▸ Objective: The records below must be duplicated exactly, character for character.

== == ==

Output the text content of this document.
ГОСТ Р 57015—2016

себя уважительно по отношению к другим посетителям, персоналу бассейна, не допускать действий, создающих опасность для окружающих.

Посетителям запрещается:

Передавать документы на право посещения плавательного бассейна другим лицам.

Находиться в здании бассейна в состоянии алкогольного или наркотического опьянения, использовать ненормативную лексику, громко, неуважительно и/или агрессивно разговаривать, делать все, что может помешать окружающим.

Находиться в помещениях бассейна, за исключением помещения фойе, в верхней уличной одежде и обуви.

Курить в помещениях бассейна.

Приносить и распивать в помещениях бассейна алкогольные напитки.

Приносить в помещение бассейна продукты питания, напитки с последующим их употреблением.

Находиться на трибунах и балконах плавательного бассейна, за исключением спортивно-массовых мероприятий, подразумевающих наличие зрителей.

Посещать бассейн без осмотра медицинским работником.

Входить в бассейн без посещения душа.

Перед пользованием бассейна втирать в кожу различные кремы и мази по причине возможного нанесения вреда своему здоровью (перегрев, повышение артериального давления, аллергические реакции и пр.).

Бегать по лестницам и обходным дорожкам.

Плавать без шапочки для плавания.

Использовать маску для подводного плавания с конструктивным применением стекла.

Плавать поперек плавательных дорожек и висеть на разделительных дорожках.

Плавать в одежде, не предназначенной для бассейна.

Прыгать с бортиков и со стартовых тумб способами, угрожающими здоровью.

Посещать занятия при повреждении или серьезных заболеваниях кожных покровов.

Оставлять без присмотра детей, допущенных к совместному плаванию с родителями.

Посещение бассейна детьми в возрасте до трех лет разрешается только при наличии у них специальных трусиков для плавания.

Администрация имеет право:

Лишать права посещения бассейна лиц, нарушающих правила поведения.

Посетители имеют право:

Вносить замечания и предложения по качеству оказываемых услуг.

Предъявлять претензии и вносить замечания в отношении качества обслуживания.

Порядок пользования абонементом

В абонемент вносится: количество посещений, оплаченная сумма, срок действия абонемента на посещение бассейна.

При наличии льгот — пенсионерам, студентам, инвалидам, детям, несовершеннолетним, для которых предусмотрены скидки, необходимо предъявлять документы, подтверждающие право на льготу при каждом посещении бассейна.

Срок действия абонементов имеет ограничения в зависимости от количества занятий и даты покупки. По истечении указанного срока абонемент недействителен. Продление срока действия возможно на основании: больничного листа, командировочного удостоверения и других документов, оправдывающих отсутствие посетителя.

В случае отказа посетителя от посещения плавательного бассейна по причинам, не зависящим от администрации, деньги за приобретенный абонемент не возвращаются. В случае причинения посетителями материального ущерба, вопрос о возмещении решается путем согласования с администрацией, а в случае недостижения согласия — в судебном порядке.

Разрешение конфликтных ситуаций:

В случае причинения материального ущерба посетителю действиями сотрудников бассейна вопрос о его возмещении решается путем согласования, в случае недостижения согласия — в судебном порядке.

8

== == ==

▸ Response for this exercise:
Output the text content of this document.
ГОСТ Р 57015—2016

себя уважительно по отношению к другим посетителям, персоналу бассейна, не допускать действий, создающих опасность для окружающих.

Посетителям запрещается:

Передавать документы на право посещения плавательного бассейна другим лицам.

Находиться в здании бассейна в состоянии алкогольного или наркотического опьянения, использовать ненормативную лексику, громко, неуважительно и/или агрессивно разговаривать, делать все, что может помешать окружающим.

Находиться в помещениях бассейна, за исключением помещения фойе, в верхней уличной одежде и обуви.

Курить в помещениях бассейна.

Приносить и распивать в помещениях бассейна алкогольные напитки.

Приносить в помещение бассейна продукты питания, напитки с последующим их употреблением.

Находиться на трибунах и балконах плавательного бассейна, за исключением спортивно-массовых мероприятий, подразумевающих наличие зрителей.

Посещать бассейн без осмотра медицинским работником.

Входить в бассейн без посещения душа.

Перед пользованием бассейна втирать в кожу различные кремы и мази по причине возможного нанесения вреда своему здоровью (перегрев, повышение артериального давления, аллергические реакции и пр.).

Бегать по лестницам и обходным дорожкам.

Плавать без шапочки для плавания.

Использовать маску для подводного плавания с конструктивным применением стекла.

Плавать поперек плавательных дорожек и висеть на разделительных дорожках.

Плавать в одежде, не предназначенной для бассейна.

Прыгать с бортиков и со стартовых тумб способами, угрожающими здоровью.

Посещать занятия при повреждении или серьезных заболеваниях кожных покровов.

Оставлять без присмотра детей, допущенных к совместному плаванию с родителями.

Посещение бассейна детьми в возрасте до трех лет разрешается только при наличии у них специальных трусиков для плавания.

Администрация имеет право:

Лишать права посещения бассейна лиц, нарушающих правила поведения.

Посетители имеют право:

Вносить замечания и предложения по качеству оказываемых услуг.

Предъявлять претензии и вносить замечания в отношении качества обслуживания.

Порядок пользования абонементом

В абонемент вносится: количество посещений, оплаченная сумма, срок действия абонемента на посещение бассейна.

При наличии льгот — пенсионерам, студентам, инвалидам, детям, несовершеннолетним, для которых предусмотрены скидки, необходимо предъявлять документы, подтверждающие право на льготу при каждом посещении бассейна.

Срок действия абонементов имеет ограничения в зависимости от количества занятий и даты покупки. По истечении указанного срока абонемент недействителен. Продление срока действия возможно на основании: больничного листа, командировочного удостоверения и других документов, оправдывающих отсутствие посетителя.

В случае отказа посетителя от посещения плавательного бассейна по причинам, не зависящим от администрации, деньги за приобретенный абонемент не возвращаются. В случае причинения посетителями материального ущерба, вопрос о возмещении решается путем согласования с администрацией, а в случае недостижения согласия — в судебном порядке.

Разрешение конфликтных ситуаций:

В случае причинения материального ущерба посетителю действиями сотрудников бассейна вопрос о его возмещении решается путем согласования, в случае недостижения согласия — в судебном порядке.

8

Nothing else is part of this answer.